START RECORDS TO USE
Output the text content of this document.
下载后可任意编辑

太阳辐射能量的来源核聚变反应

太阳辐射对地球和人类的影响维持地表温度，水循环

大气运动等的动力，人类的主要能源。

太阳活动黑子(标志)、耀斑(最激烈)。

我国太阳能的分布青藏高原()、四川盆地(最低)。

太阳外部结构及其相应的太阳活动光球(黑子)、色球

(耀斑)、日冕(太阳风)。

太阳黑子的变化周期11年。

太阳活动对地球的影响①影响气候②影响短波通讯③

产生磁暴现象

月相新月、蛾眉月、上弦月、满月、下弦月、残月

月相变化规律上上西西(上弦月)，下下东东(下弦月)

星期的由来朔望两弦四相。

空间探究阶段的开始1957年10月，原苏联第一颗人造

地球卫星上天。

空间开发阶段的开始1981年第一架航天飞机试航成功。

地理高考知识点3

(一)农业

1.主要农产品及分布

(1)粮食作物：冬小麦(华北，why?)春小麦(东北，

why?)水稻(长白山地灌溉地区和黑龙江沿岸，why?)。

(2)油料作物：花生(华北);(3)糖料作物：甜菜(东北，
END RECORDS TO USE
■ THE REQUEST:
Copy out the whole listing, exactly as written.

■ RESULT:
Output the text content of this document.
下载后可任意编辑

太阳辐射能量的来源核聚变反应

太阳辐射对地球和人类的影响维持地表温度，水循环

大气运动等的动力，人类的主要能源。

太阳活动黑子(标志)、耀斑(最激烈)。

我国太阳能的分布青藏高原()、四川盆地(最低)。

太阳外部结构及其相应的太阳活动光球(黑子)、色球

(耀斑)、日冕(太阳风)。

太阳黑子的变化周期11年。

太阳活动对地球的影响①影响气候②影响短波通讯③

产生磁暴现象

月相新月、蛾眉月、上弦月、满月、下弦月、残月

月相变化规律上上西西(上弦月)，下下东东(下弦月)

星期的由来朔望两弦四相。

空间探究阶段的开始1957年10月，原苏联第一颗人造

地球卫星上天。

空间开发阶段的开始1981年第一架航天飞机试航成功。

地理高考知识点3

(一)农业

1.主要农产品及分布

(1)粮食作物：冬小麦(华北，why?)春小麦(东北，

why?)水稻(长白山地灌溉地区和黑龙江沿岸，why?)。

(2)油料作物：花生(华北);(3)糖料作物：甜菜(东北，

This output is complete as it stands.